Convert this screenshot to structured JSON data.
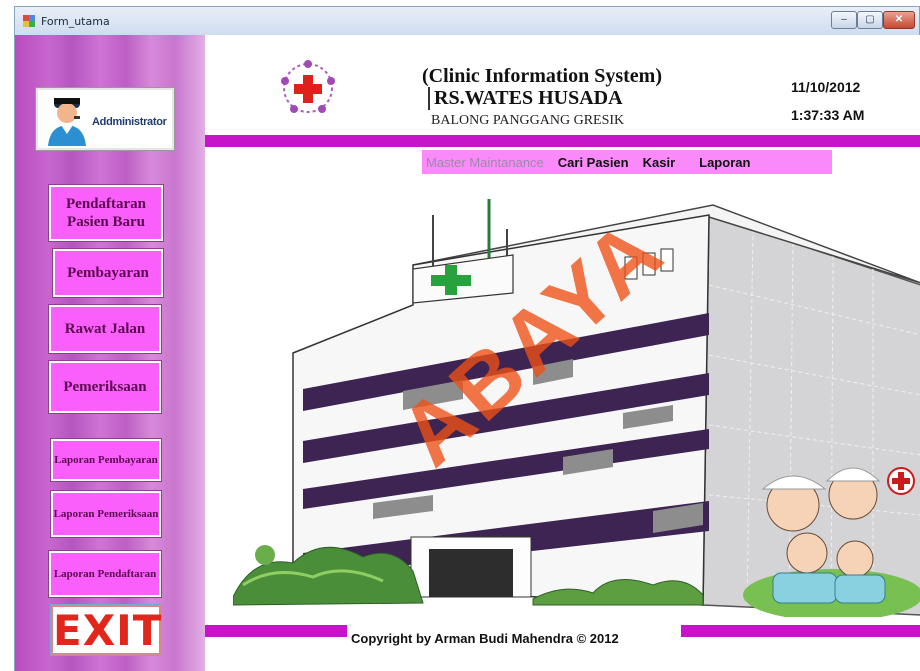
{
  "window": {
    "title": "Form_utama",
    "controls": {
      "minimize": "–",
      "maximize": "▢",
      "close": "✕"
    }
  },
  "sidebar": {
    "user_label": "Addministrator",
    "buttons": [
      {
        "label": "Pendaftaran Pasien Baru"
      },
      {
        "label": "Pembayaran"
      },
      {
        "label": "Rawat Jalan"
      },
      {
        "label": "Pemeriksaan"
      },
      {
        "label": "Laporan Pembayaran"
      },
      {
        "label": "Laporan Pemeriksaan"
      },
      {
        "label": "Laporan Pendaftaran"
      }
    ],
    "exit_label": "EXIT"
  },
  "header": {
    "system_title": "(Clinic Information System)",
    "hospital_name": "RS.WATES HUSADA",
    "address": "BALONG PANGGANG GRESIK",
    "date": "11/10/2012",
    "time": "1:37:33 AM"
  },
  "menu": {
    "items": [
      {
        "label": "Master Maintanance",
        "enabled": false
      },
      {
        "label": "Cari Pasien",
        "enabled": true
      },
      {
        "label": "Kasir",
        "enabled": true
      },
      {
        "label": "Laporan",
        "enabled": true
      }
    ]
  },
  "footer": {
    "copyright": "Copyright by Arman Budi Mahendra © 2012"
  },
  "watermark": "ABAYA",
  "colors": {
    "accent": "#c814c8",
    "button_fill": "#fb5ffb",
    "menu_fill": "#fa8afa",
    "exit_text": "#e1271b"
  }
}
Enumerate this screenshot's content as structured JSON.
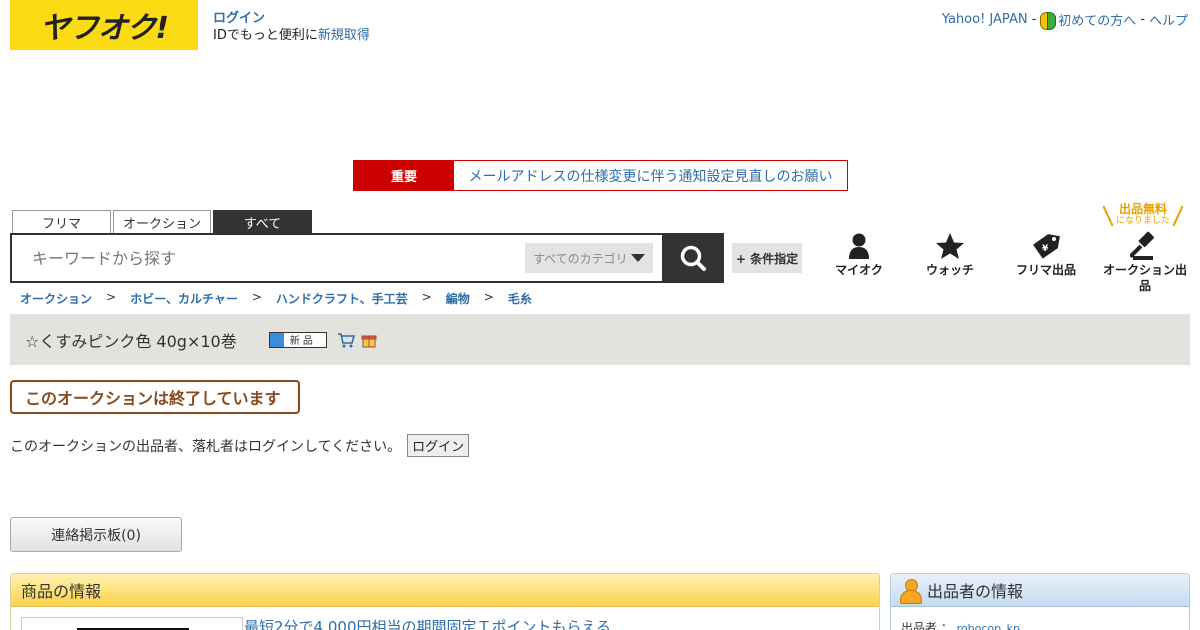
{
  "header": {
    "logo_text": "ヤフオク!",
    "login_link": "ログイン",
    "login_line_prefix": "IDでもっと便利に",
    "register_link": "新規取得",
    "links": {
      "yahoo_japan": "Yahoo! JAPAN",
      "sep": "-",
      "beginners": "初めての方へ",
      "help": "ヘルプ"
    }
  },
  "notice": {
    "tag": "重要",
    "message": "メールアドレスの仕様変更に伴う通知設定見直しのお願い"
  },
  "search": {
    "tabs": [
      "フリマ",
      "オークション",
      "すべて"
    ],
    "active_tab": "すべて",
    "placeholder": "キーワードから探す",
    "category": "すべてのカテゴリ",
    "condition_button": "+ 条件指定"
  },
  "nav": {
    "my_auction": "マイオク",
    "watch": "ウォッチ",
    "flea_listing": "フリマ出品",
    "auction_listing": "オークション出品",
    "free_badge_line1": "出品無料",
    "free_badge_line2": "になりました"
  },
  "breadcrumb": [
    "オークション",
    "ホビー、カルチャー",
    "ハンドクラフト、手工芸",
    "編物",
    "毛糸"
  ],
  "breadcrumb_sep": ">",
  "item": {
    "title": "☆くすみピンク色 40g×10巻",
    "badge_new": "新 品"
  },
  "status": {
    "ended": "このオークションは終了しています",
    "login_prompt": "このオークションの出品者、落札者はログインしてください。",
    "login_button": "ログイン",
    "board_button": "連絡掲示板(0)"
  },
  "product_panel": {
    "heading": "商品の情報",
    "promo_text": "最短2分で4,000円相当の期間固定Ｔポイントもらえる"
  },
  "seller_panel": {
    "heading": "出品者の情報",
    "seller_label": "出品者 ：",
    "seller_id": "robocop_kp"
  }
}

-------------------------

**Instructions to follow**
Each line that contains the string "structured" counts once; say how many there are and nothing else.

**Solution for this problem**
2